### Material for this exercise:
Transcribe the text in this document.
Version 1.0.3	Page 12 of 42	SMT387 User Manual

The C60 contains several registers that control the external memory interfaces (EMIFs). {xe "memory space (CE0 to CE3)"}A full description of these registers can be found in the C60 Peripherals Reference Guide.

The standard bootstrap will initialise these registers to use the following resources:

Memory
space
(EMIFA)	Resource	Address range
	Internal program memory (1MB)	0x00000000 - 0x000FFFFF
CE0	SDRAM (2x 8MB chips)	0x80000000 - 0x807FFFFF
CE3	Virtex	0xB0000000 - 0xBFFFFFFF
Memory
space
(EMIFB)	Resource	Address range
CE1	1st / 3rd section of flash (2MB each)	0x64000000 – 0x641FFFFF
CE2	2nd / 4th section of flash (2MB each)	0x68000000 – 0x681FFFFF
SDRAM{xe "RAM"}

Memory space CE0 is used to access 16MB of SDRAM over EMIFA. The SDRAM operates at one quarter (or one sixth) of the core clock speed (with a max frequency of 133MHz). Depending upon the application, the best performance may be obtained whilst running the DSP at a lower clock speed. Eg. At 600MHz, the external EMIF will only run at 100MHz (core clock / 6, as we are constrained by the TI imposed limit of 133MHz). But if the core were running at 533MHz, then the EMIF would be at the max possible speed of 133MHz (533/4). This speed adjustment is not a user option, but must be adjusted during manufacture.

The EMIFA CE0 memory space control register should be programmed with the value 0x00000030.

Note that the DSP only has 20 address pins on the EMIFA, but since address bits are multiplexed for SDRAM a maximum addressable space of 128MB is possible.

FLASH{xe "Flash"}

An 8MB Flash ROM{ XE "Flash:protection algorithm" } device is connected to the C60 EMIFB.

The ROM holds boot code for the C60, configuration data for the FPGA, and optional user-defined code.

### Work instructions:
Show every line from the entries above in which "SDRAM" appears.

### Solution for this problem:
CE0	SDRAM (2x 8MB chips)	0x80000000 - 0x807FFFFF
SDRAM{xe "RAM"}
Memory space CE0 is used to access 16MB of SDRAM over EMIFA. The SDRAM operates at one quarter (or one sixth) of the core clock speed (with a max frequency of 133MHz). Depending upon the application, the best performance may be obtained whilst running the DSP at a lower clock speed. Eg. At 600MHz, the external EMIF will only run at 100MHz (core clock / 6, as we are constrained by the TI imposed limit of 133MHz). But if the core were running at 533MHz, then the EMIF would be at the max possible speed of 133MHz (533/4). This speed adjustment is not a user option, but must be adjusted during manufacture.
Note that the DSP only has 20 address pins on the EMIFA, but since address bits are multiplexed for SDRAM a maximum addressable space of 128MB is possible.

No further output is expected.